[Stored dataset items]
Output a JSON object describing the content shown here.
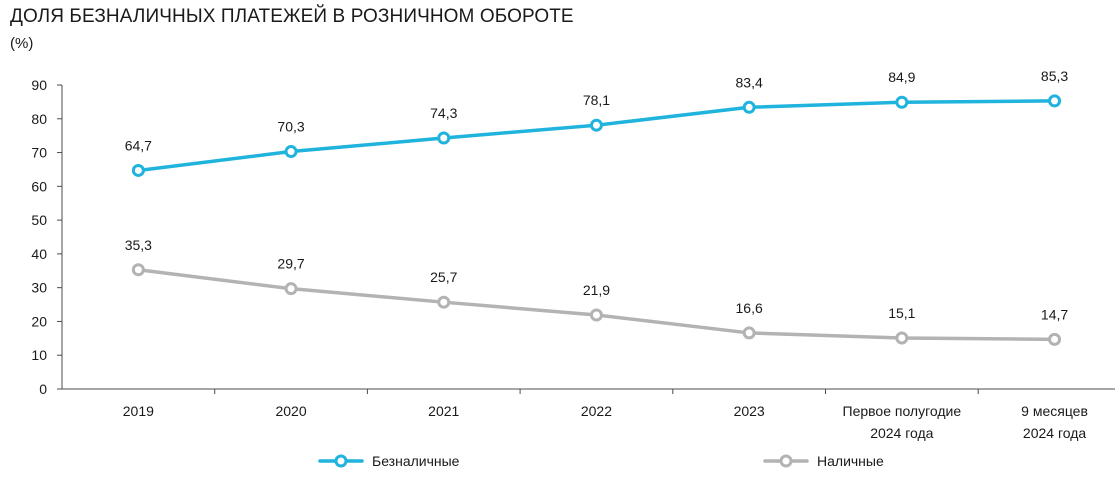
{
  "title": "ДОЛЯ БЕЗНАЛИЧНЫХ ПЛАТЕЖЕЙ В РОЗНИЧНОМ ОБОРОТЕ",
  "unit": "(%)",
  "chart_data": {
    "type": "line",
    "title": "ДОЛЯ БЕЗНАЛИЧНЫХ ПЛАТЕЖЕЙ В РОЗНИЧНОМ ОБОРОТЕ",
    "ylabel": "(%)",
    "xlabel": "",
    "ylim": [
      0,
      90
    ],
    "yticks": [
      0,
      10,
      20,
      30,
      40,
      50,
      60,
      70,
      80,
      90
    ],
    "categories": [
      [
        "2019"
      ],
      [
        "2020"
      ],
      [
        "2021"
      ],
      [
        "2022"
      ],
      [
        "2023"
      ],
      [
        "Первое полугодие",
        "2024 года"
      ],
      [
        "9 месяцев",
        "2024 года"
      ]
    ],
    "series": [
      {
        "name": "Безналичные",
        "color": "#1fb3dd",
        "values": [
          64.7,
          70.3,
          74.3,
          78.1,
          83.4,
          84.9,
          85.3
        ],
        "labels": [
          "64,7",
          "70,3",
          "74,3",
          "78,1",
          "83,4",
          "84,9",
          "85,3"
        ]
      },
      {
        "name": "Наличные",
        "color": "#b3b3b3",
        "values": [
          35.3,
          29.7,
          25.7,
          21.9,
          16.6,
          15.1,
          14.7
        ],
        "labels": [
          "35,3",
          "29,7",
          "25,7",
          "21,9",
          "16,6",
          "15,1",
          "14,7"
        ]
      }
    ],
    "legend_position": "bottom"
  }
}
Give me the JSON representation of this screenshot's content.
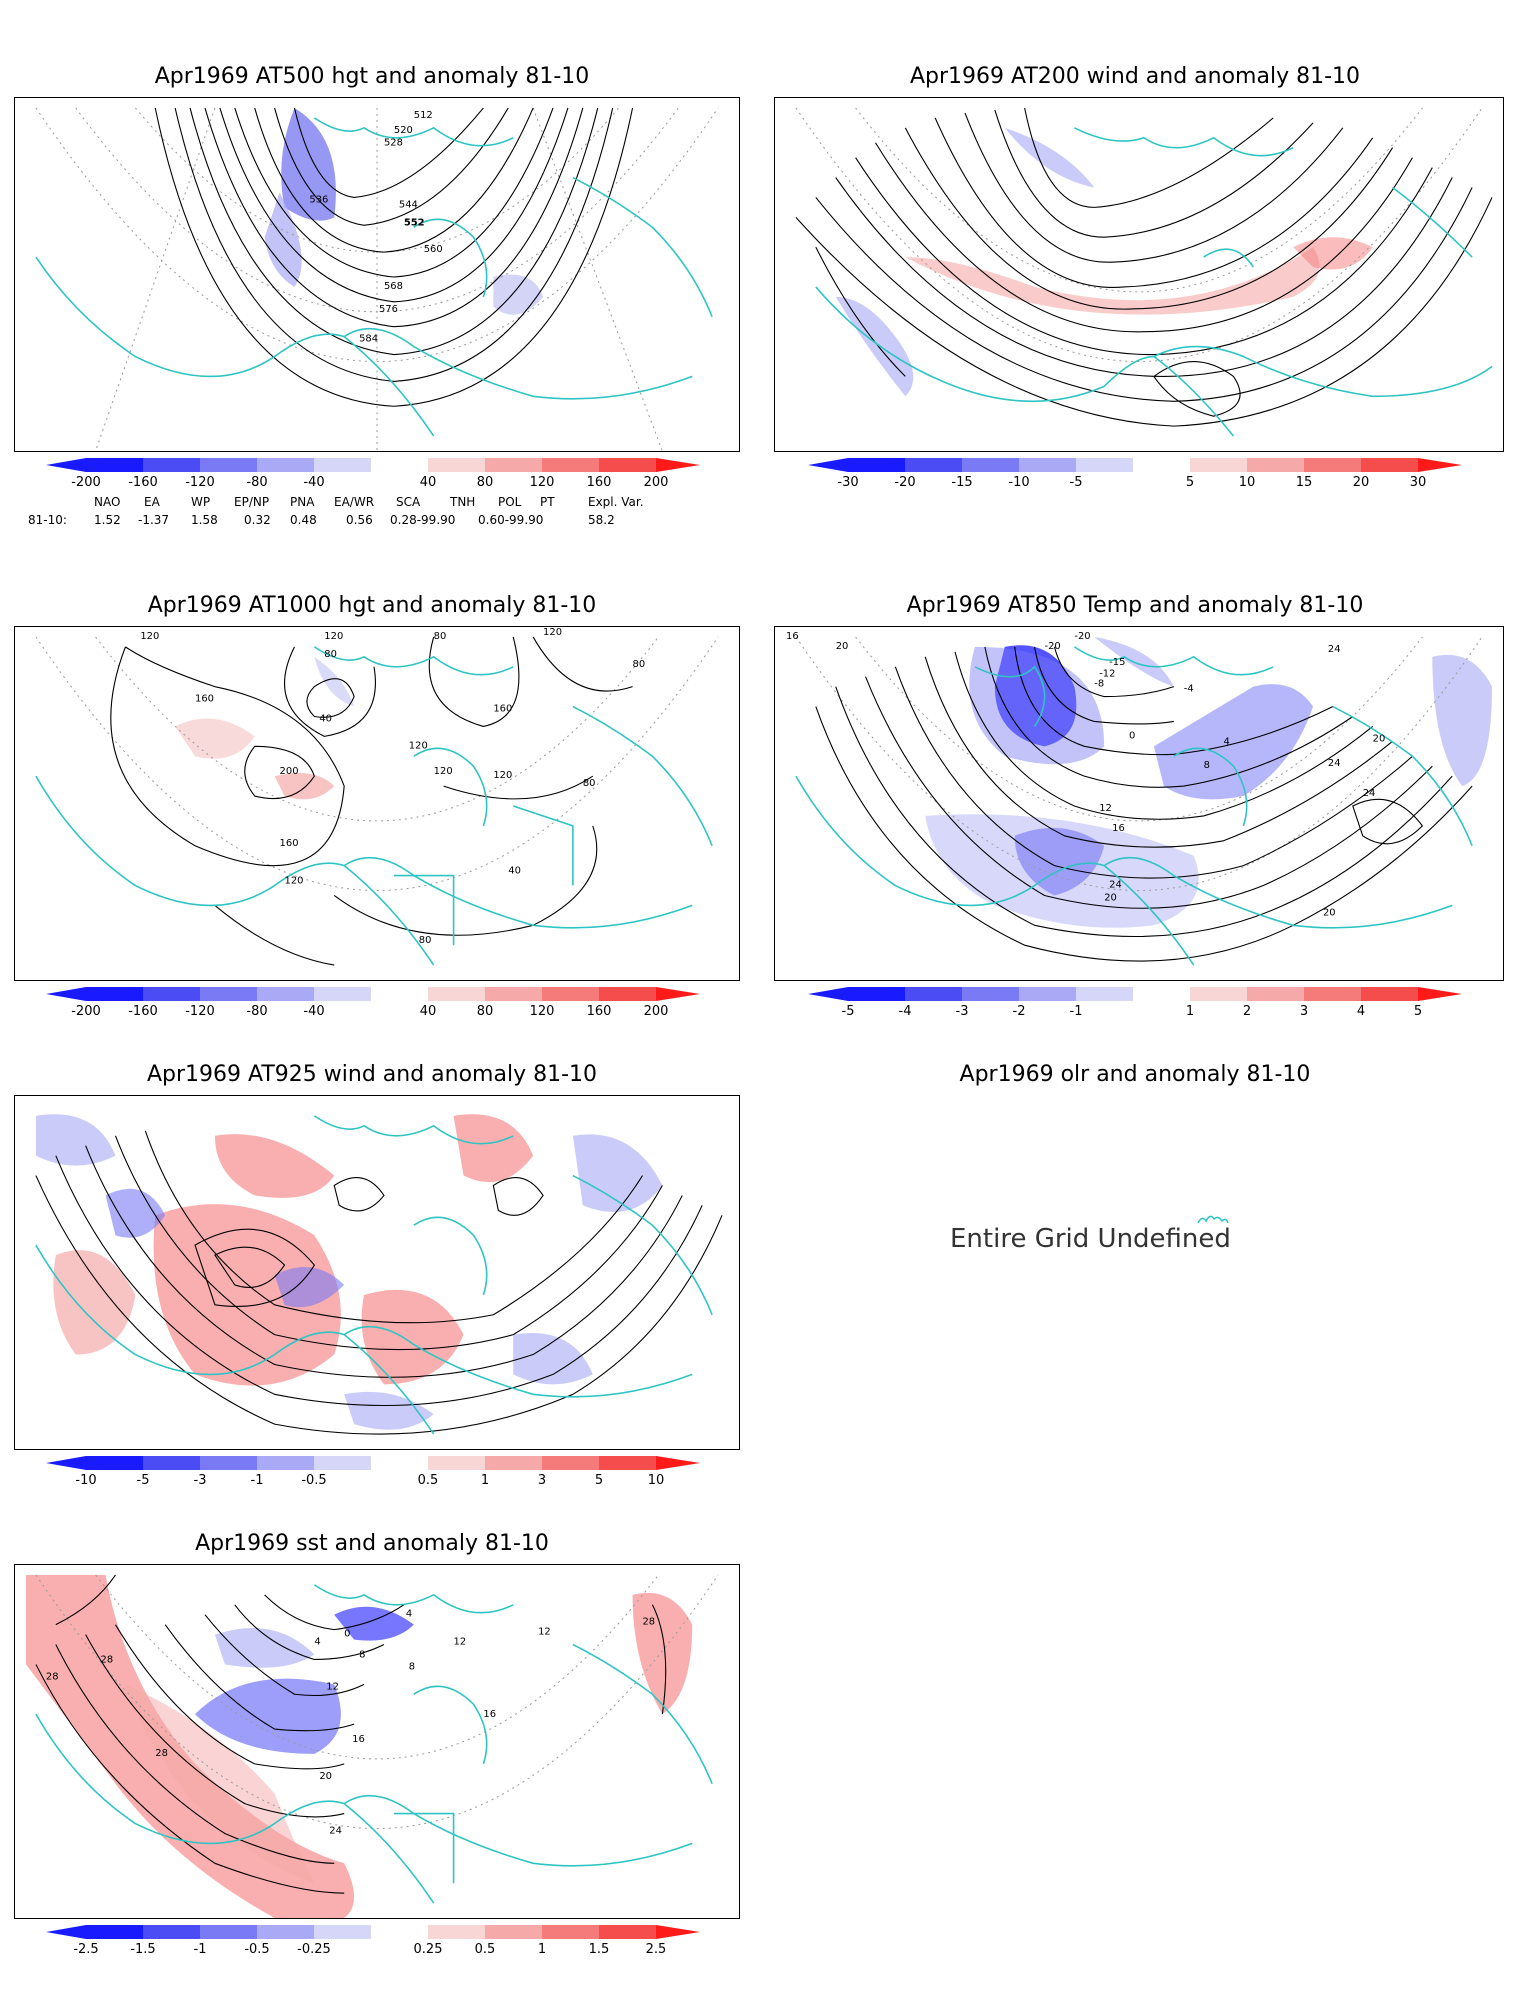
{
  "panels": [
    {
      "id": "p500",
      "title": "Apr1969 AT500 hgt and anomaly 81-10",
      "contour_labels": [
        "512",
        "520",
        "528",
        "536",
        "544",
        "552",
        "560",
        "568",
        "576",
        "584"
      ],
      "colorbar": [
        "-200",
        "-160",
        "-120",
        "-80",
        "-40",
        "40",
        "80",
        "120",
        "160",
        "200"
      ]
    },
    {
      "id": "p200",
      "title": "Apr1969 AT200 wind and anomaly 81-10",
      "contour_labels": [],
      "colorbar": [
        "-30",
        "-20",
        "-15",
        "-10",
        "-5",
        "5",
        "10",
        "15",
        "20",
        "30"
      ]
    },
    {
      "id": "p1000",
      "title": "Apr1969 AT1000 hgt and anomaly 81-10",
      "contour_labels": [
        "120",
        "120",
        "80",
        "80",
        "120",
        "80",
        "160",
        "40",
        "160",
        "120",
        "200",
        "120",
        "120",
        "80",
        "160",
        "120",
        "40",
        "80"
      ],
      "colorbar": [
        "-200",
        "-160",
        "-120",
        "-80",
        "-40",
        "40",
        "80",
        "120",
        "160",
        "200"
      ]
    },
    {
      "id": "p850",
      "title": "Apr1969 AT850 Temp and anomaly 81-10",
      "contour_labels": [
        "16",
        "20",
        "-20",
        "-20",
        "-15",
        "-12",
        "-8",
        "-4",
        "0",
        "4",
        "8",
        "12",
        "16",
        "20",
        "24",
        "24",
        "24",
        "20",
        "20",
        "24"
      ],
      "colorbar": [
        "-5",
        "-4",
        "-3",
        "-2",
        "-1",
        "1",
        "2",
        "3",
        "4",
        "5"
      ]
    },
    {
      "id": "p925",
      "title": "Apr1969 AT925 wind and anomaly 81-10",
      "contour_labels": [],
      "colorbar": [
        "-10",
        "-5",
        "-3",
        "-1",
        "-0.5",
        "0.5",
        "1",
        "3",
        "5",
        "10"
      ]
    },
    {
      "id": "polr",
      "title": "Apr1969 olr and anomaly 81-10",
      "message": "Entire Grid Undefined"
    },
    {
      "id": "psst",
      "title": "Apr1969 sst and anomaly 81-10",
      "contour_labels": [
        "28",
        "28",
        "28",
        "24",
        "20",
        "16",
        "12",
        "8",
        "4",
        "0",
        "4",
        "8",
        "12",
        "16",
        "28",
        "12"
      ],
      "colorbar": [
        "-2.5",
        "-1.5",
        "-1",
        "-0.5",
        "-0.25",
        "0.25",
        "0.5",
        "1",
        "1.5",
        "2.5"
      ]
    }
  ],
  "teleconnection": {
    "headers": [
      "NAO",
      "EA",
      "WP",
      "EP/NP",
      "PNA",
      "EA/WR",
      "SCA",
      "TNH",
      "POL",
      "PT",
      "Expl. Var."
    ],
    "row_label": "81-10:",
    "values": [
      "1.52",
      "-1.37",
      "1.58",
      "0.32",
      "0.48",
      "0.56",
      "0.28-99.90",
      "0.60-99.90",
      "58.2"
    ]
  },
  "colors": {
    "coast": "#2ec4c4",
    "neg_scale": [
      "#1a1aff",
      "#4c4cf5",
      "#7a7af5",
      "#a9a9f5",
      "#d6d6f8"
    ],
    "pos_scale": [
      "#f8d6d6",
      "#f5a9a9",
      "#f57a7a",
      "#f54c4c",
      "#ff1a1a"
    ]
  }
}
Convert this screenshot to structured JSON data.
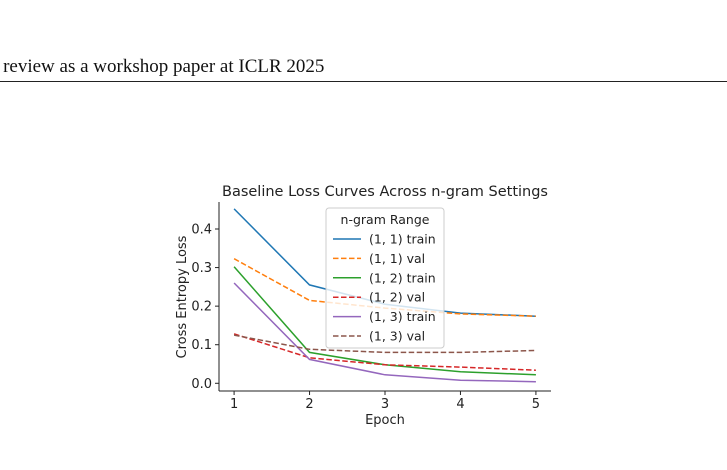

> [Problem description]
Your task is to retype all the entries exactly and leave out any pictures.

> [Correct result]
Output a JSON object describing the content shown here.
{
  "title": "ДОЛЯ БЕЗНАЛИЧНЫХ ПЛАТЕЖЕЙ В РОЗНИЧНОМ ОБОРОТЕ",
  "unit": "(%)",
  "chart_data": {
    "type": "line",
    "title": "ДОЛЯ БЕЗНАЛИЧНЫХ ПЛАТЕЖЕЙ В РОЗНИЧНОМ ОБОРОТЕ",
    "ylabel": "(%)",
    "xlabel": "",
    "ylim": [
      0,
      90
    ],
    "yticks": [
      0,
      10,
      20,
      30,
      40,
      50,
      60,
      70,
      80,
      90
    ],
    "categories": [
      [
        "2019"
      ],
      [
        "2020"
      ],
      [
        "2021"
      ],
      [
        "2022"
      ],
      [
        "2023"
      ],
      [
        "Первое полугодие",
        "2024 года"
      ],
      [
        "9 месяцев",
        "2024 года"
      ]
    ],
    "series": [
      {
        "name": "Безналичные",
        "color": "#1fb3dd",
        "values": [
          64.7,
          70.3,
          74.3,
          78.1,
          83.4,
          84.9,
          85.3
        ],
        "labels": [
          "64,7",
          "70,3",
          "74,3",
          "78,1",
          "83,4",
          "84,9",
          "85,3"
        ]
      },
      {
        "name": "Наличные",
        "color": "#b3b3b3",
        "values": [
          35.3,
          29.7,
          25.7,
          21.9,
          16.6,
          15.1,
          14.7
        ],
        "labels": [
          "35,3",
          "29,7",
          "25,7",
          "21,9",
          "16,6",
          "15,1",
          "14,7"
        ]
      }
    ],
    "legend_position": "bottom"
  }
}
Give me the JSON representation of this screenshot's content.
{
  "panels": [
    {
      "id": "p500",
      "title": "Apr1969 AT500 hgt and anomaly 81-10",
      "contour_labels": [
        "512",
        "520",
        "528",
        "536",
        "544",
        "552",
        "560",
        "568",
        "576",
        "584"
      ],
      "colorbar": [
        "-200",
        "-160",
        "-120",
        "-80",
        "-40",
        "40",
        "80",
        "120",
        "160",
        "200"
      ]
    },
    {
      "id": "p200",
      "title": "Apr1969 AT200 wind and anomaly 81-10",
      "contour_labels": [],
      "colorbar": [
        "-30",
        "-20",
        "-15",
        "-10",
        "-5",
        "5",
        "10",
        "15",
        "20",
        "30"
      ]
    },
    {
      "id": "p1000",
      "title": "Apr1969 AT1000 hgt and anomaly 81-10",
      "contour_labels": [
        "120",
        "120",
        "80",
        "80",
        "120",
        "80",
        "160",
        "40",
        "160",
        "120",
        "200",
        "120",
        "120",
        "80",
        "160",
        "120",
        "40",
        "80"
      ],
      "colorbar": [
        "-200",
        "-160",
        "-120",
        "-80",
        "-40",
        "40",
        "80",
        "120",
        "160",
        "200"
      ]
    },
    {
      "id": "p850",
      "title": "Apr1969 AT850 Temp and anomaly 81-10",
      "contour_labels": [
        "16",
        "20",
        "-20",
        "-20",
        "-15",
        "-12",
        "-8",
        "-4",
        "0",
        "4",
        "8",
        "12",
        "16",
        "20",
        "24",
        "24",
        "24",
        "20",
        "20",
        "24"
      ],
      "colorbar": [
        "-5",
        "-4",
        "-3",
        "-2",
        "-1",
        "1",
        "2",
        "3",
        "4",
        "5"
      ]
    },
    {
      "id": "p925",
      "title": "Apr1969 AT925 wind and anomaly 81-10",
      "contour_labels": [],
      "colorbar": [
        "-10",
        "-5",
        "-3",
        "-1",
        "-0.5",
        "0.5",
        "1",
        "3",
        "5",
        "10"
      ]
    },
    {
      "id": "polr",
      "title": "Apr1969 olr and anomaly 81-10",
      "message": "Entire Grid Undefined"
    },
    {
      "id": "psst",
      "title": "Apr1969 sst and anomaly 81-10",
      "contour_labels": [
        "28",
        "28",
        "28",
        "24",
        "20",
        "16",
        "12",
        "8",
        "4",
        "0",
        "4",
        "8",
        "12",
        "16",
        "28",
        "12"
      ],
      "colorbar": [
        "-2.5",
        "-1.5",
        "-1",
        "-0.5",
        "-0.25",
        "0.25",
        "0.5",
        "1",
        "1.5",
        "2.5"
      ]
    }
  ],
  "teleconnection": {
    "headers": [
      "NAO",
      "EA",
      "WP",
      "EP/NP",
      "PNA",
      "EA/WR",
      "SCA",
      "TNH",
      "POL",
      "PT",
      "Expl. Var."
    ],
    "row_label": "81-10:",
    "values": [
      "1.52",
      "-1.37",
      "1.58",
      "0.32",
      "0.48",
      "0.56",
      "0.28-99.90",
      "0.60-99.90",
      "58.2"
    ]
  },
  "colors": {
    "coast": "#2ec4c4",
    "neg_scale": [
      "#1a1aff",
      "#4c4cf5",
      "#7a7af5",
      "#a9a9f5",
      "#d6d6f8"
    ],
    "pos_scale": [
      "#f8d6d6",
      "#f5a9a9",
      "#f57a7a",
      "#f54c4c",
      "#ff1a1a"
    ]
  }
}
Convert this screenshot to structured JSON data.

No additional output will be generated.